-- start Records to use --
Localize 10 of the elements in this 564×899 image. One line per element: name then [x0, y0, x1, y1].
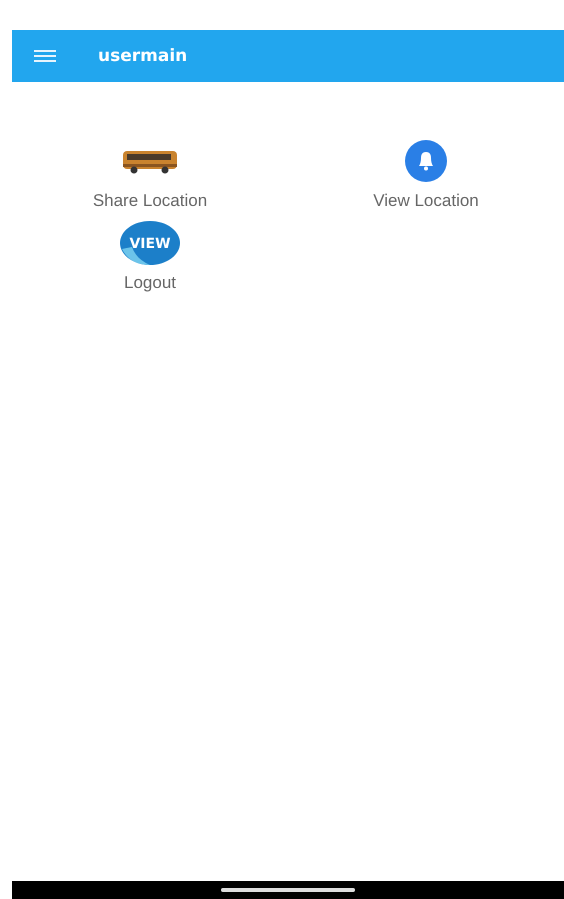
app-title: usermain [98, 46, 188, 66]
menu-tile[interactable]: View Location [288, 137, 564, 211]
bell-icon [404, 139, 448, 183]
menu-tile[interactable]: VIEW Logout [12, 219, 288, 293]
home-handle[interactable] [221, 888, 355, 892]
tile-label: View Location [373, 191, 479, 211]
menu-icon[interactable] [34, 49, 56, 63]
tile-label: Logout [124, 273, 176, 293]
tile-label: Share Location [92, 191, 208, 211]
menu-tile[interactable]: Share Location [12, 137, 288, 211]
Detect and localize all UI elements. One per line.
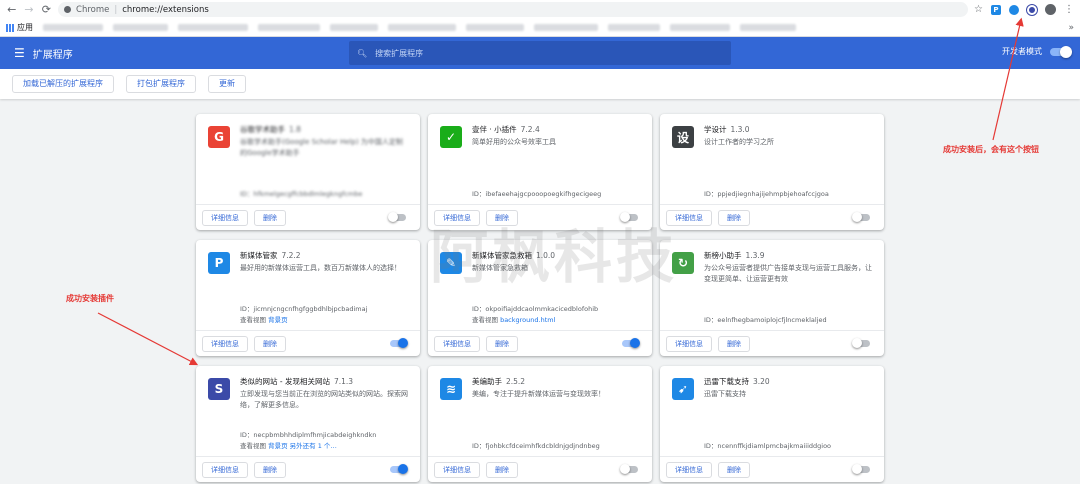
arrow-to-toolbar-icon [992,17,1024,141]
arrow-to-plugin-card [97,312,199,366]
annotation-arrows [97,17,1024,366]
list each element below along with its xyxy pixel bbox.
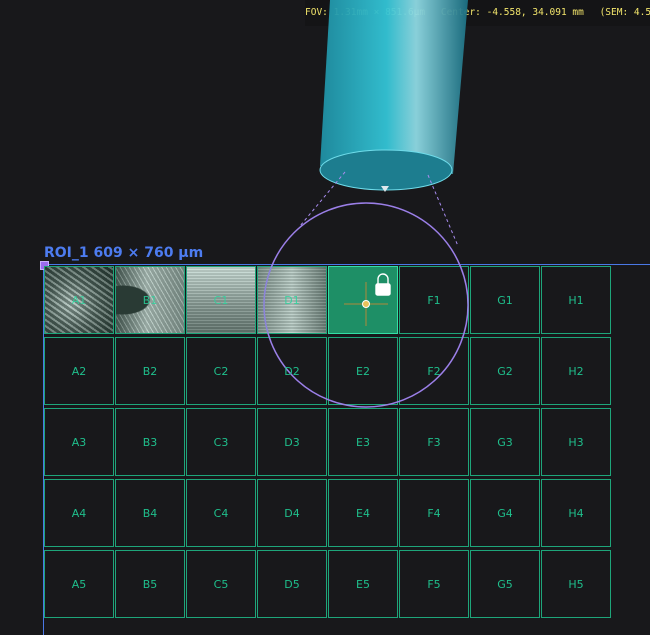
-- end Records to use --
Rewrite every line in the rows above as a JSON list of strings, one string per line, skipping blank lines and leaving out the pictures.

[
  "Localize 10 of the elements in this 564×899 image. One line per element: name then [x0, y0, x1, y1].",
  "app-title: usermain [98, 46, 188, 66]",
  "menu-tile[interactable]: View Location [288, 137, 564, 211]",
  "bell-icon [404, 139, 448, 183]",
  "menu-tile[interactable]: VIEW Logout [12, 219, 288, 293]",
  "home-handle[interactable] [221, 888, 355, 892]",
  "tile-label: View Location [373, 191, 479, 211]",
  "menu-icon[interactable] [34, 49, 56, 63]",
  "tile-label: Logout [124, 273, 176, 293]",
  "tile-label: Share Location [92, 191, 208, 211]",
  "menu-tile[interactable]: Share Location [12, 137, 288, 211]",
  "Detect and localize all UI elements. One per line.",
  "arrow-to-toolbar-icon [992,17,1024,141]",
  "arrow-to-plugin-card [97,312,199,366]",
  "annotation-arrows [97,17,1024,366]",
  "list each element below along with its xyxy pixel bbox."
]